[A run of records]
[START]
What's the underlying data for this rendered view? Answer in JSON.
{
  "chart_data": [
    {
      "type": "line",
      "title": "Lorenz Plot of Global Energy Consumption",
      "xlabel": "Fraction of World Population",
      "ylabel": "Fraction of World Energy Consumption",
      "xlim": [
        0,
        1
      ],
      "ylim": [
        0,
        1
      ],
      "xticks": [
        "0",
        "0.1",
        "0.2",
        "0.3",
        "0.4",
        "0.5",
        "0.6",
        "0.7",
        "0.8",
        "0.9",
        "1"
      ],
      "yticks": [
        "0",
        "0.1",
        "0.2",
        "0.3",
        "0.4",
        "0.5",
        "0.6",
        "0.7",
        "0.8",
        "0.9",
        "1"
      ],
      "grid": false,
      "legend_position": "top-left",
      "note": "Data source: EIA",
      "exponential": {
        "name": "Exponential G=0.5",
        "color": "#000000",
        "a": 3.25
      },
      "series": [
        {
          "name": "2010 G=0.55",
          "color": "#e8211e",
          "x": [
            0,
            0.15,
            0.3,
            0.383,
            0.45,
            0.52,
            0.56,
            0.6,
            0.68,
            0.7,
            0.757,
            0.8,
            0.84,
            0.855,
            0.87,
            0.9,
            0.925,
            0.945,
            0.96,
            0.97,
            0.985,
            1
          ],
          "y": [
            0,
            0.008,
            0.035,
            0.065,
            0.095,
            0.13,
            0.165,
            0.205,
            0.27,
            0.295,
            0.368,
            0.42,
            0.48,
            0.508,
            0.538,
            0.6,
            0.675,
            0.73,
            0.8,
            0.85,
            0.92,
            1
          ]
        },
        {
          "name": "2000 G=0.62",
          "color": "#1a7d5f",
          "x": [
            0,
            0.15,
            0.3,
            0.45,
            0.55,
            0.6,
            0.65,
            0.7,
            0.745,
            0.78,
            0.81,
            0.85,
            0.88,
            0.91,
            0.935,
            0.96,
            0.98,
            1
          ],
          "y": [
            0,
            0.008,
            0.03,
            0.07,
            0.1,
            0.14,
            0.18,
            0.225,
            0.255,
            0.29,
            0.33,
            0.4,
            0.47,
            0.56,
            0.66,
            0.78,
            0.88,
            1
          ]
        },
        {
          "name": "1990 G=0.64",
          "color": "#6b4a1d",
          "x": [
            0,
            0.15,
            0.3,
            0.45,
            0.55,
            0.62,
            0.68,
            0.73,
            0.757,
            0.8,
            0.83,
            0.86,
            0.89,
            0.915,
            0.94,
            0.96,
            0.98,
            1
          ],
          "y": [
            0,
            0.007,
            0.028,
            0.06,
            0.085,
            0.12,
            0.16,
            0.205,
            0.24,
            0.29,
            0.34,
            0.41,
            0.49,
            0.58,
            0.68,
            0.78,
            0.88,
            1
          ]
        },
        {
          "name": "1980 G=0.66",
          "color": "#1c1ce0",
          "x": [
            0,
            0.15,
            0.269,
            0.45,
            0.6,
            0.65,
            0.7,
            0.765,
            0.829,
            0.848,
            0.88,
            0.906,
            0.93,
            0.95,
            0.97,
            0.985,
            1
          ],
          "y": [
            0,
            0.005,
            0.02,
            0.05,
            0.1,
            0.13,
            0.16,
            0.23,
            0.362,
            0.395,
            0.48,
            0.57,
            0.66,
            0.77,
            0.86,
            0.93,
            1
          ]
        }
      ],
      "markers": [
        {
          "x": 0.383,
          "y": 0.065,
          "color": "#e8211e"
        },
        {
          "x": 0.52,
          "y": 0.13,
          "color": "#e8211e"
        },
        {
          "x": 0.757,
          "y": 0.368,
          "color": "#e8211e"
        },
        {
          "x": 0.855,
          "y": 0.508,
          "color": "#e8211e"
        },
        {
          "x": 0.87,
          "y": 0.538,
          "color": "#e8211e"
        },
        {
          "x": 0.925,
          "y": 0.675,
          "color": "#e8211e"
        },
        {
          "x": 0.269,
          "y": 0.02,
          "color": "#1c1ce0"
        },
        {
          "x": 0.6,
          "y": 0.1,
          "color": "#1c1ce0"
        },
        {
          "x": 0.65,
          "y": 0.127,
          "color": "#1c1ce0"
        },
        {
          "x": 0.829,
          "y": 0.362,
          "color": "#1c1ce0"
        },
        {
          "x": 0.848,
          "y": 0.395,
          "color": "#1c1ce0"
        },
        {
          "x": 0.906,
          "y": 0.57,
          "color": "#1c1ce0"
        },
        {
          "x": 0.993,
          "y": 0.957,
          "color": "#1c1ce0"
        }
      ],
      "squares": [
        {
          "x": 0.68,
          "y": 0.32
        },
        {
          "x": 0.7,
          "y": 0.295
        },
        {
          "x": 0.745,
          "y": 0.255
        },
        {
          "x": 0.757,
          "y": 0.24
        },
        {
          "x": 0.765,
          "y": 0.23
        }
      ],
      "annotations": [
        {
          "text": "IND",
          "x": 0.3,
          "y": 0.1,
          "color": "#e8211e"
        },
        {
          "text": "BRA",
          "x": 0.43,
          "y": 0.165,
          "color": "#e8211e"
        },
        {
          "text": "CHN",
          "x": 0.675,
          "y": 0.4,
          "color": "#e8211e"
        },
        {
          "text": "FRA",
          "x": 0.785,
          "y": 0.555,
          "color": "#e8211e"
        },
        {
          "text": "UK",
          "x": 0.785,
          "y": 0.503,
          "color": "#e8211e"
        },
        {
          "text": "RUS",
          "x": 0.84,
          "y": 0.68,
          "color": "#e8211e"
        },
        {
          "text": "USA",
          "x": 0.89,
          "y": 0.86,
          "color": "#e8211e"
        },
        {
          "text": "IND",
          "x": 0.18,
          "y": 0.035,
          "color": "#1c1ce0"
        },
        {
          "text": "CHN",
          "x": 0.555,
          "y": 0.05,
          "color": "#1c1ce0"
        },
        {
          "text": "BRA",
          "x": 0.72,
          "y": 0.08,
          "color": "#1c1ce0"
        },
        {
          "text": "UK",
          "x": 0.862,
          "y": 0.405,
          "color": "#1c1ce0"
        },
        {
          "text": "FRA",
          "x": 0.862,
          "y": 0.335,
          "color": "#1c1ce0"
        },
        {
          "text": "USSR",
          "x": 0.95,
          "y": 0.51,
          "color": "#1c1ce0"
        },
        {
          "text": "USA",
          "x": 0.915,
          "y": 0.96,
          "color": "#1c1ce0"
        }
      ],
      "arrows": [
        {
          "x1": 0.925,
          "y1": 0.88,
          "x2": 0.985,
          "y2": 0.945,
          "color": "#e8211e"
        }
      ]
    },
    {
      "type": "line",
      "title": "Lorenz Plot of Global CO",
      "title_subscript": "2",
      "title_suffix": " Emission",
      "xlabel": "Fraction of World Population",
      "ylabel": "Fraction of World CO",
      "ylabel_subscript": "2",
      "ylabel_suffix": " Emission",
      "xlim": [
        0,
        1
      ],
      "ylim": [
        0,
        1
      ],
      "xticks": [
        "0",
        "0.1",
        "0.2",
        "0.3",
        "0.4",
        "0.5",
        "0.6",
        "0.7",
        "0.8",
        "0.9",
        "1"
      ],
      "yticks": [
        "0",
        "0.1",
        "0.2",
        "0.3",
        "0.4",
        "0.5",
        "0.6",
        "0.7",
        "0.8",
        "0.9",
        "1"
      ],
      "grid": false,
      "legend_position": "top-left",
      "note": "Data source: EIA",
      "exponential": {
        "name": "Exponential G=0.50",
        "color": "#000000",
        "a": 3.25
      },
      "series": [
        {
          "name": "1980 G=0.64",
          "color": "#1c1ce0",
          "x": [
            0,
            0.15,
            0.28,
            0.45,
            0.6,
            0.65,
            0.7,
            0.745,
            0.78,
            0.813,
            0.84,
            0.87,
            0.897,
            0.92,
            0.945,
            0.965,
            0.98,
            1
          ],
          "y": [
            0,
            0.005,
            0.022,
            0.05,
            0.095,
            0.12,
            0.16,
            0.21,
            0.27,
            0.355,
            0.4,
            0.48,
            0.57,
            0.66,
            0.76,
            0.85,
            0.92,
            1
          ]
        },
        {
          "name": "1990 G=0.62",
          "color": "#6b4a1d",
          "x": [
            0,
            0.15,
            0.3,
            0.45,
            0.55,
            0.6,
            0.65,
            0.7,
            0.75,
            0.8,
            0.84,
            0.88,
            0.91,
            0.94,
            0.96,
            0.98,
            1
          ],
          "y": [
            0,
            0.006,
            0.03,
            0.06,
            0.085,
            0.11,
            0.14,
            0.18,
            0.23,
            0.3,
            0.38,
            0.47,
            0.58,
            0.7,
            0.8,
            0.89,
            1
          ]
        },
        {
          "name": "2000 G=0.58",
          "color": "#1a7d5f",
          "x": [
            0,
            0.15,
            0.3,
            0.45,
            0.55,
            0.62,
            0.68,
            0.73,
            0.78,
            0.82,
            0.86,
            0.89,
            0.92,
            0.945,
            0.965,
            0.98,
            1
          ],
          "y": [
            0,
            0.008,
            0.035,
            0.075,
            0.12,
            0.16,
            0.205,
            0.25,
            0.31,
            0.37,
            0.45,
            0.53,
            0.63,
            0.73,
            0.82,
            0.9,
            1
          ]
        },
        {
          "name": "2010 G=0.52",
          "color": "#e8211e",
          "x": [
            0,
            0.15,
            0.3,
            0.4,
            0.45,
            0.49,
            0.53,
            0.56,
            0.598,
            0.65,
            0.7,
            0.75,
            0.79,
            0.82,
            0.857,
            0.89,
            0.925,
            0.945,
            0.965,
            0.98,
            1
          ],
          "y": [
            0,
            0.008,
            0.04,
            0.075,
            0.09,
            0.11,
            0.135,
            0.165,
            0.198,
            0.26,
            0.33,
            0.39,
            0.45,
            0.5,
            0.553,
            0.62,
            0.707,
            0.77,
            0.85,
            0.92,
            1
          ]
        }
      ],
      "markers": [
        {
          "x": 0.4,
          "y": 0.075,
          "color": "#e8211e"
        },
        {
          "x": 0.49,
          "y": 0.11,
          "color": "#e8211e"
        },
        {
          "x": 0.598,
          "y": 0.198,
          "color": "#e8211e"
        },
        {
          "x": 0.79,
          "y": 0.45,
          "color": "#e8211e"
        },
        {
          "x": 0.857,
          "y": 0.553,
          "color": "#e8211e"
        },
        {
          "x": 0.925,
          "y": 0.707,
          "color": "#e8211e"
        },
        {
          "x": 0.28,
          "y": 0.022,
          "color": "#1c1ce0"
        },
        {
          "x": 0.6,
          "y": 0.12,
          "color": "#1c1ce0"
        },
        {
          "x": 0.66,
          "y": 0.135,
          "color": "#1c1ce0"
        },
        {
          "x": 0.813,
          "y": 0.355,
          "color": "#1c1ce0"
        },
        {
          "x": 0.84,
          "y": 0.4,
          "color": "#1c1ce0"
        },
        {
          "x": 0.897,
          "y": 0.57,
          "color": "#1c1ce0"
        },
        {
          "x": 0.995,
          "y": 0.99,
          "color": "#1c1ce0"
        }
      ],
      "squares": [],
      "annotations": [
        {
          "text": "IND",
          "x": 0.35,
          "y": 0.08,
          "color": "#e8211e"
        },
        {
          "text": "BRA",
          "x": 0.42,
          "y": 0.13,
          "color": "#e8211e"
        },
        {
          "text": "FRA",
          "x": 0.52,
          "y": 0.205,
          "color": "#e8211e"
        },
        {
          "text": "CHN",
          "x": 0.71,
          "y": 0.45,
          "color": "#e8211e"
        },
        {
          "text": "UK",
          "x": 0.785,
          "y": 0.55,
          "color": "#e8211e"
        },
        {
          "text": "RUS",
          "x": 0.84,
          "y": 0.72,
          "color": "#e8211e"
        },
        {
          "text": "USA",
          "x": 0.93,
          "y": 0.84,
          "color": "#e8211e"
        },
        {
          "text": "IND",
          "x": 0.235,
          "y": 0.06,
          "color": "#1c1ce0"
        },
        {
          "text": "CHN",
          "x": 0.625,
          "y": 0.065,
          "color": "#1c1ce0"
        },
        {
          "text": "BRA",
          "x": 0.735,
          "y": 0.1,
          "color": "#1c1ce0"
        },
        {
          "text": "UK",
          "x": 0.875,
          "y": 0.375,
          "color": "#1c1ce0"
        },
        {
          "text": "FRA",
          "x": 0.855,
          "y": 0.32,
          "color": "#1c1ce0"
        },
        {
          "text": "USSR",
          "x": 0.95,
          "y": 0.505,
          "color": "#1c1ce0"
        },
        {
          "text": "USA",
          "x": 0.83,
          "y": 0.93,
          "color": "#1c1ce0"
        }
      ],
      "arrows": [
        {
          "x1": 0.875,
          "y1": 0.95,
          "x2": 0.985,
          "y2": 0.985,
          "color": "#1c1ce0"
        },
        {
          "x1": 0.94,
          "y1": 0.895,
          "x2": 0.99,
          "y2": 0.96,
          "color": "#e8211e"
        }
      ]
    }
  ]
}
[END]
STATED PROBLEM
Collect each line above holding the string "Emission".

TASK OUTPUT
      "title_suffix": " Emission",
      "ylabel_suffix": " Emission",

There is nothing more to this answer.